Select the lines below containing the word "Show".

── Data to use ──

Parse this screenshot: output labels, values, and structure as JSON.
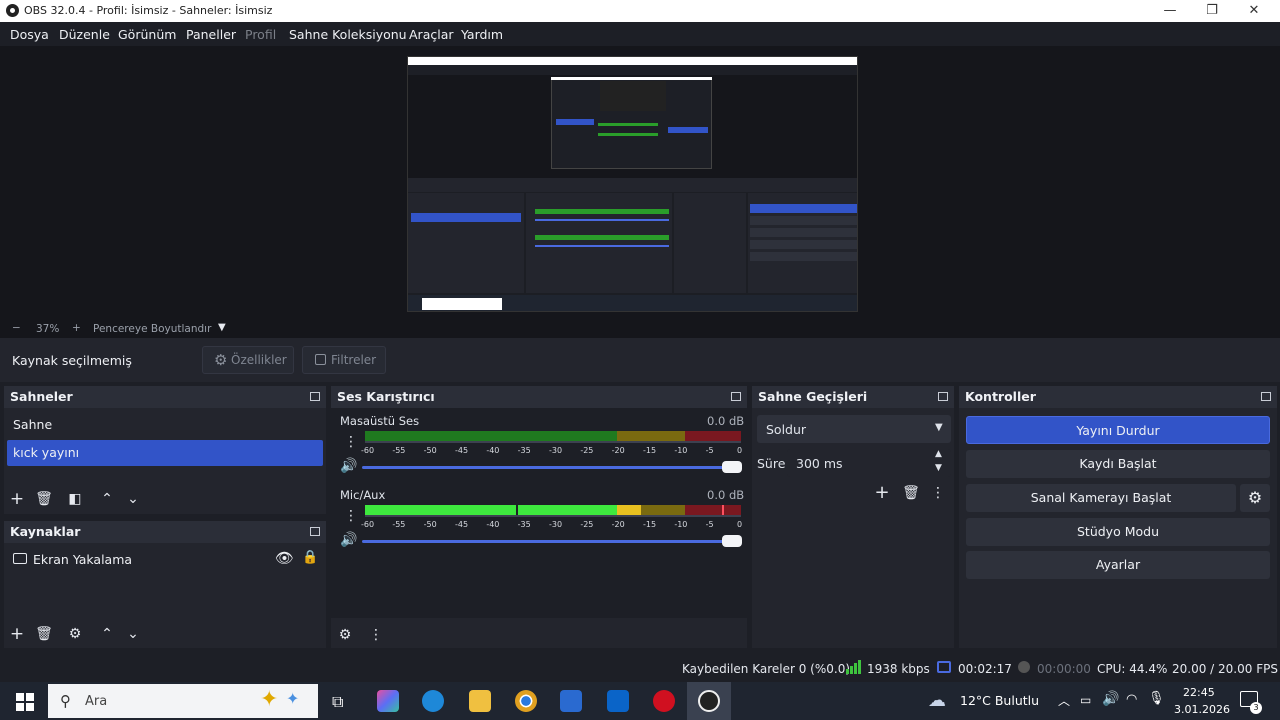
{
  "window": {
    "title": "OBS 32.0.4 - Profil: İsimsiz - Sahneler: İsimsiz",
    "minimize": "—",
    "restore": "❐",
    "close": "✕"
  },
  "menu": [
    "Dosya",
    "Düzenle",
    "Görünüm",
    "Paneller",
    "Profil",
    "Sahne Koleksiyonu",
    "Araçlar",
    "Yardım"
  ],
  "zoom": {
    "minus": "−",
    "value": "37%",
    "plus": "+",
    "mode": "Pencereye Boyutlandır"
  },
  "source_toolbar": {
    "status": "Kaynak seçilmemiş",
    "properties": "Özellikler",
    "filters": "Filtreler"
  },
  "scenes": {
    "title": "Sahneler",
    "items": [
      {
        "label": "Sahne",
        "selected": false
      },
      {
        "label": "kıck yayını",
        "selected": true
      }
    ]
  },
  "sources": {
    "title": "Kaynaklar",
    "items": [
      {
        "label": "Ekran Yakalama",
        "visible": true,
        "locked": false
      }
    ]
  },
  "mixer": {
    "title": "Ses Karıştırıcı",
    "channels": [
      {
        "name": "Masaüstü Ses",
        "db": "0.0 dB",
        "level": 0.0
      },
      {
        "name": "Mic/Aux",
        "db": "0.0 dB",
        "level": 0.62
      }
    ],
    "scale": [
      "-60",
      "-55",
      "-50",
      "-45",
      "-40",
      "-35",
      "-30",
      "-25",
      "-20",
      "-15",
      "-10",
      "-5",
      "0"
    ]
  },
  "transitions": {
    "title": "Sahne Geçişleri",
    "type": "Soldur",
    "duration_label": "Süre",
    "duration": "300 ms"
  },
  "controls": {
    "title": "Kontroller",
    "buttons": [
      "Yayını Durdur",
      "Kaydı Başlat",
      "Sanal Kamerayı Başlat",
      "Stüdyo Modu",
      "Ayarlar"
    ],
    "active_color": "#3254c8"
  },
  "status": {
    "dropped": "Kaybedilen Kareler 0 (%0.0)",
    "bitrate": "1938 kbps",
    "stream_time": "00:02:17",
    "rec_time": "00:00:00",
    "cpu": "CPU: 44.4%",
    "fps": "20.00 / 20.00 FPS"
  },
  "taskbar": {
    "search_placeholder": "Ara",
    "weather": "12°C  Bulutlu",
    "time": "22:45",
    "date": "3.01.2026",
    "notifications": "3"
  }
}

───
── Data to use ──

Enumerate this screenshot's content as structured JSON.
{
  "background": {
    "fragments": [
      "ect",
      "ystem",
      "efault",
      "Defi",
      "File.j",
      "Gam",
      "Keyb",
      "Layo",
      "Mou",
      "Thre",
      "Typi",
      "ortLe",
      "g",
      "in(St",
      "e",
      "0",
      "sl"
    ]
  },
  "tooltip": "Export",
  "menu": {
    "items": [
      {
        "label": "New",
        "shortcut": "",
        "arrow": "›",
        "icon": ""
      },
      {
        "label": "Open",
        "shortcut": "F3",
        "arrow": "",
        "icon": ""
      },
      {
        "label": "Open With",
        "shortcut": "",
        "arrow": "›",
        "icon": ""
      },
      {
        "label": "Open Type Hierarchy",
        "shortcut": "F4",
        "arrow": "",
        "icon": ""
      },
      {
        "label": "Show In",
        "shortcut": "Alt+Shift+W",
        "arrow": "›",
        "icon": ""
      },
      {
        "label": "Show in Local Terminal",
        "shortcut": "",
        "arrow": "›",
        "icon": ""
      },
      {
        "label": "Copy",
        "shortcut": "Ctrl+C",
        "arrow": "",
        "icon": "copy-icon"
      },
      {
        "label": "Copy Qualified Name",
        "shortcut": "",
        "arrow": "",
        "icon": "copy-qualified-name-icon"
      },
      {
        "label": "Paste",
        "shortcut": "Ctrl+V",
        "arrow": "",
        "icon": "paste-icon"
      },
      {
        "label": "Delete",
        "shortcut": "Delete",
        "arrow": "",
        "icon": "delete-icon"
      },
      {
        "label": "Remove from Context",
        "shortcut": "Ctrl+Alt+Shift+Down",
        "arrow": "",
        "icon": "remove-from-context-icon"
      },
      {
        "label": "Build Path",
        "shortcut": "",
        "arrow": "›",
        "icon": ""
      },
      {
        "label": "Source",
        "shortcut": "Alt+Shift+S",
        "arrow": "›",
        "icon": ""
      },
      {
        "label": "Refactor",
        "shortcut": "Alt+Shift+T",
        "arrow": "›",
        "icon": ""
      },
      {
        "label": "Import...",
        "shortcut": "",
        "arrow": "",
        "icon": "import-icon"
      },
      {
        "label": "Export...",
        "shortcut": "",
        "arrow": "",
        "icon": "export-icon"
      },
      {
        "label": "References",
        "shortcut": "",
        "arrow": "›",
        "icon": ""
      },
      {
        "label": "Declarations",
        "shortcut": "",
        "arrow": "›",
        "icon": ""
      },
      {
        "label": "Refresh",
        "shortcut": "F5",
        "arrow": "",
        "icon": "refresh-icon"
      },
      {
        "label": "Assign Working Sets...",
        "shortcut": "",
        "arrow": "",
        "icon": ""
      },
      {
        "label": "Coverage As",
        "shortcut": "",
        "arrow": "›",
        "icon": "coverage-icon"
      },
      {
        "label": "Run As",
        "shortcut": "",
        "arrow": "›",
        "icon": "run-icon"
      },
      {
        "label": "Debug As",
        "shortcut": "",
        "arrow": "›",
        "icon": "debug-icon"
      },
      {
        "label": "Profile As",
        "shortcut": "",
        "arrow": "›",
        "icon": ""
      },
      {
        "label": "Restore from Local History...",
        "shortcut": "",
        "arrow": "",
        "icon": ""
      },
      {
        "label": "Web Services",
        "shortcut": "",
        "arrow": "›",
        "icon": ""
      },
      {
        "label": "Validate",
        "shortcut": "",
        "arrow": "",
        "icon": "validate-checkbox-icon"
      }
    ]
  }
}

───
── Data to use ──

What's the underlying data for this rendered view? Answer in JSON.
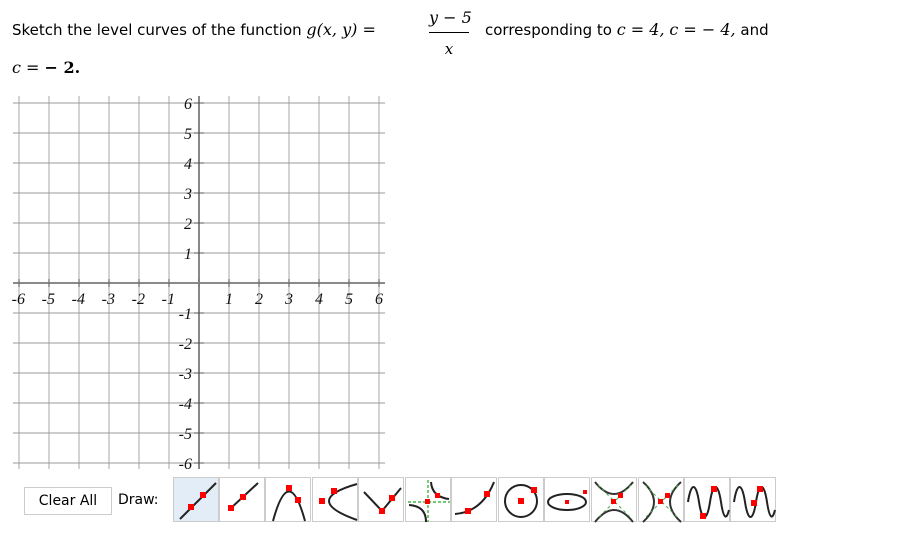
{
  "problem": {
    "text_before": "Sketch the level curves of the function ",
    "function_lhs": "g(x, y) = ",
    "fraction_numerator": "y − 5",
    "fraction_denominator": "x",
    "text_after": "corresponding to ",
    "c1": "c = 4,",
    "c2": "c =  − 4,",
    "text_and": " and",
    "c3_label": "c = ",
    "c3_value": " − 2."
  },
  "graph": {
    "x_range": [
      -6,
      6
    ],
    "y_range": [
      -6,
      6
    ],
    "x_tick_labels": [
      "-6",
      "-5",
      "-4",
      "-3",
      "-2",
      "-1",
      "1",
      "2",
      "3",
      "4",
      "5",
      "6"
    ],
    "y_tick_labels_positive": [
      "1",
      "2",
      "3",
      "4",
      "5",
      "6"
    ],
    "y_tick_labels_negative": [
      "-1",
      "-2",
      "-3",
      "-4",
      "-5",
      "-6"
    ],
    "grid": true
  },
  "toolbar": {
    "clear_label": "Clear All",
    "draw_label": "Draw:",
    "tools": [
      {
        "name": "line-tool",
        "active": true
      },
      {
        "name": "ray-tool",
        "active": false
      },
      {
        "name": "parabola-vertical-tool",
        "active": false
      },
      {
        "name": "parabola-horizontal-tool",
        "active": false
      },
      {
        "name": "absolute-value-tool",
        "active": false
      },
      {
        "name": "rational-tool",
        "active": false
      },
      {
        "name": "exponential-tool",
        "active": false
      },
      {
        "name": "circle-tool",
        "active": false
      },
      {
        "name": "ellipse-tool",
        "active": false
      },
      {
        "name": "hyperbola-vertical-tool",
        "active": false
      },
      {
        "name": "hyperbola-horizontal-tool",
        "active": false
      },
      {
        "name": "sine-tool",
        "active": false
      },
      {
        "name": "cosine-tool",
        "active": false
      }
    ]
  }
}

───

Output of the exercise:
        "label": "Show In",
        "label": "Show in Local Terminal",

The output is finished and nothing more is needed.